- **EXERCISE AIM**
Repeat the records below exactly, leaving out every picture.

— begin WORKING DATA —

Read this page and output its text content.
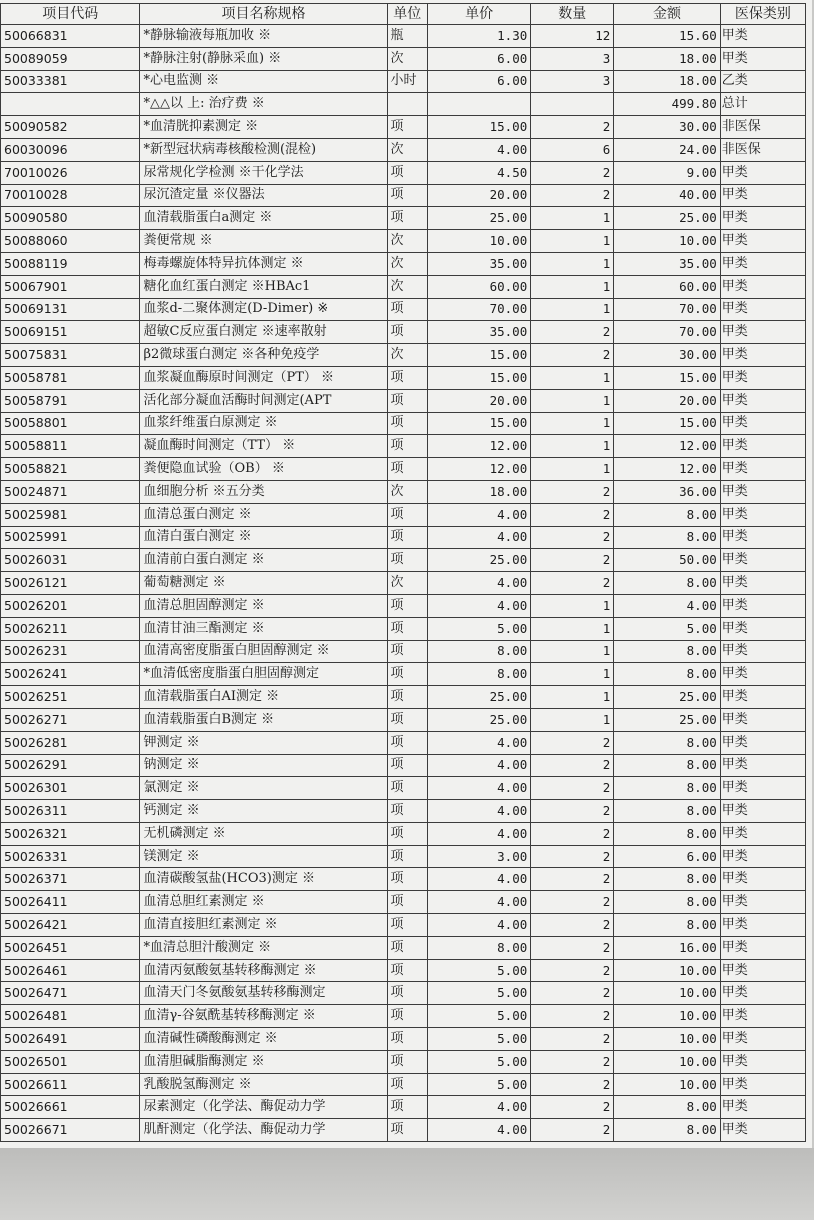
项目代码	项目名称规格	单位	单价	数量	金额	医保类别
50066831	*静脉输液每瓶加收 ※	瓶	1.30	12	15.60	甲类
50089059	*静脉注射(静脉采血) ※	次	6.00	3	18.00	甲类
50033381	*心电监测 ※	小时	6.00	3	18.00	乙类
	*△△以 上: 治疗费 ※				499.80	总计
50090582	*血清胱抑素测定 ※	项	15.00	2	30.00	非医保
60030096	*新型冠状病毒核酸检测(混检)	次	4.00	6	24.00	非医保
70010026	尿常规化学检测 ※干化学法	项	4.50	2	9.00	甲类
70010028	尿沉渣定量 ※仪器法	项	20.00	2	40.00	甲类
50090580	血清载脂蛋白a测定 ※	项	25.00	1	25.00	甲类
50088060	粪便常规 ※	次	10.00	1	10.00	甲类
50088119	梅毒螺旋体特异抗体测定 ※	次	35.00	1	35.00	甲类
50067901	糖化血红蛋白测定 ※HBAc1	次	60.00	1	60.00	甲类
50069131	血浆d-二聚体测定(D-Dimer) ※	项	70.00	1	70.00	甲类
50069151	超敏C反应蛋白测定 ※速率散射	项	35.00	2	70.00	甲类
50075831	β2微球蛋白测定 ※各种免疫学	次	15.00	2	30.00	甲类
50058781	血浆凝血酶原时间测定（PT） ※	项	15.00	1	15.00	甲类
50058791	活化部分凝血活酶时间测定(APT	项	20.00	1	20.00	甲类
50058801	血浆纤维蛋白原测定 ※	项	15.00	1	15.00	甲类
50058811	凝血酶时间测定（TT） ※	项	12.00	1	12.00	甲类
50058821	粪便隐血试验（OB） ※	项	12.00	1	12.00	甲类
50024871	血细胞分析 ※五分类	次	18.00	2	36.00	甲类
50025981	血清总蛋白测定 ※	项	4.00	2	8.00	甲类
50025991	血清白蛋白测定 ※	项	4.00	2	8.00	甲类
50026031	血清前白蛋白测定 ※	项	25.00	2	50.00	甲类
50026121	葡萄糖测定 ※	次	4.00	2	8.00	甲类
50026201	血清总胆固醇测定 ※	项	4.00	1	4.00	甲类
50026211	血清甘油三酯测定 ※	项	5.00	1	5.00	甲类
50026231	血清高密度脂蛋白胆固醇测定 ※	项	8.00	1	8.00	甲类
50026241	*血清低密度脂蛋白胆固醇测定	项	8.00	1	8.00	甲类
50026251	血清载脂蛋白AⅠ测定 ※	项	25.00	1	25.00	甲类
50026271	血清载脂蛋白B测定 ※	项	25.00	1	25.00	甲类
50026281	钾测定 ※	项	4.00	2	8.00	甲类
50026291	钠测定 ※	项	4.00	2	8.00	甲类
50026301	氯测定 ※	项	4.00	2	8.00	甲类
50026311	钙测定 ※	项	4.00	2	8.00	甲类
50026321	无机磷测定 ※	项	4.00	2	8.00	甲类
50026331	镁测定 ※	项	3.00	2	6.00	甲类
50026371	血清碳酸氢盐(HCO3)测定 ※	项	4.00	2	8.00	甲类
50026411	血清总胆红素测定 ※	项	4.00	2	8.00	甲类
50026421	血清直接胆红素测定 ※	项	4.00	2	8.00	甲类
50026451	*血清总胆汁酸测定 ※	项	8.00	2	16.00	甲类
50026461	血清丙氨酸氨基转移酶测定 ※	项	5.00	2	10.00	甲类
50026471	血清天门冬氨酸氨基转移酶测定	项	5.00	2	10.00	甲类
50026481	血清γ-谷氨酰基转移酶测定 ※	项	5.00	2	10.00	甲类
50026491	血清碱性磷酸酶测定 ※	项	5.00	2	10.00	甲类
50026501	血清胆碱脂酶测定 ※	项	5.00	2	10.00	甲类
50026611	乳酸脱氢酶测定 ※	项	5.00	2	10.00	甲类
50026661	尿素测定（化学法、酶促动力学	项	4.00	2	8.00	甲类
50026671	肌酐测定（化学法、酶促动力学	项	4.00	2	8.00	甲类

— end WORKING DATA —

- **REPLY**
Read this page and output its text content.
项目代码	项目名称规格	单位	单价	数量	金额	医保类别
50066831	*静脉输液每瓶加收 ※	瓶	1.30	12	15.60	甲类
50089059	*静脉注射(静脉采血) ※	次	6.00	3	18.00	甲类
50033381	*心电监测 ※	小时	6.00	3	18.00	乙类
	*△△以 上: 治疗费 ※				499.80	总计
50090582	*血清胱抑素测定 ※	项	15.00	2	30.00	非医保
60030096	*新型冠状病毒核酸检测(混检)	次	4.00	6	24.00	非医保
70010026	尿常规化学检测 ※干化学法	项	4.50	2	9.00	甲类
70010028	尿沉渣定量 ※仪器法	项	20.00	2	40.00	甲类
50090580	血清载脂蛋白a测定 ※	项	25.00	1	25.00	甲类
50088060	粪便常规 ※	次	10.00	1	10.00	甲类
50088119	梅毒螺旋体特异抗体测定 ※	次	35.00	1	35.00	甲类
50067901	糖化血红蛋白测定 ※HBAc1	次	60.00	1	60.00	甲类
50069131	血浆d-二聚体测定(D-Dimer) ※	项	70.00	1	70.00	甲类
50069151	超敏C反应蛋白测定 ※速率散射	项	35.00	2	70.00	甲类
50075831	β2微球蛋白测定 ※各种免疫学	次	15.00	2	30.00	甲类
50058781	血浆凝血酶原时间测定（PT） ※	项	15.00	1	15.00	甲类
50058791	活化部分凝血活酶时间测定(APT	项	20.00	1	20.00	甲类
50058801	血浆纤维蛋白原测定 ※	项	15.00	1	15.00	甲类
50058811	凝血酶时间测定（TT） ※	项	12.00	1	12.00	甲类
50058821	粪便隐血试验（OB） ※	项	12.00	1	12.00	甲类
50024871	血细胞分析 ※五分类	次	18.00	2	36.00	甲类
50025981	血清总蛋白测定 ※	项	4.00	2	8.00	甲类
50025991	血清白蛋白测定 ※	项	4.00	2	8.00	甲类
50026031	血清前白蛋白测定 ※	项	25.00	2	50.00	甲类
50026121	葡萄糖测定 ※	次	4.00	2	8.00	甲类
50026201	血清总胆固醇测定 ※	项	4.00	1	4.00	甲类
50026211	血清甘油三酯测定 ※	项	5.00	1	5.00	甲类
50026231	血清高密度脂蛋白胆固醇测定 ※	项	8.00	1	8.00	甲类
50026241	*血清低密度脂蛋白胆固醇测定	项	8.00	1	8.00	甲类
50026251	血清载脂蛋白AⅠ测定 ※	项	25.00	1	25.00	甲类
50026271	血清载脂蛋白B测定 ※	项	25.00	1	25.00	甲类
50026281	钾测定 ※	项	4.00	2	8.00	甲类
50026291	钠测定 ※	项	4.00	2	8.00	甲类
50026301	氯测定 ※	项	4.00	2	8.00	甲类
50026311	钙测定 ※	项	4.00	2	8.00	甲类
50026321	无机磷测定 ※	项	4.00	2	8.00	甲类
50026331	镁测定 ※	项	3.00	2	6.00	甲类
50026371	血清碳酸氢盐(HCO3)测定 ※	项	4.00	2	8.00	甲类
50026411	血清总胆红素测定 ※	项	4.00	2	8.00	甲类
50026421	血清直接胆红素测定 ※	项	4.00	2	8.00	甲类
50026451	*血清总胆汁酸测定 ※	项	8.00	2	16.00	甲类
50026461	血清丙氨酸氨基转移酶测定 ※	项	5.00	2	10.00	甲类
50026471	血清天门冬氨酸氨基转移酶测定	项	5.00	2	10.00	甲类
50026481	血清γ-谷氨酰基转移酶测定 ※	项	5.00	2	10.00	甲类
50026491	血清碱性磷酸酶测定 ※	项	5.00	2	10.00	甲类
50026501	血清胆碱脂酶测定 ※	项	5.00	2	10.00	甲类
50026611	乳酸脱氢酶测定 ※	项	5.00	2	10.00	甲类
50026661	尿素测定（化学法、酶促动力学	项	4.00	2	8.00	甲类
50026671	肌酐测定（化学法、酶促动力学	项	4.00	2	8.00	甲类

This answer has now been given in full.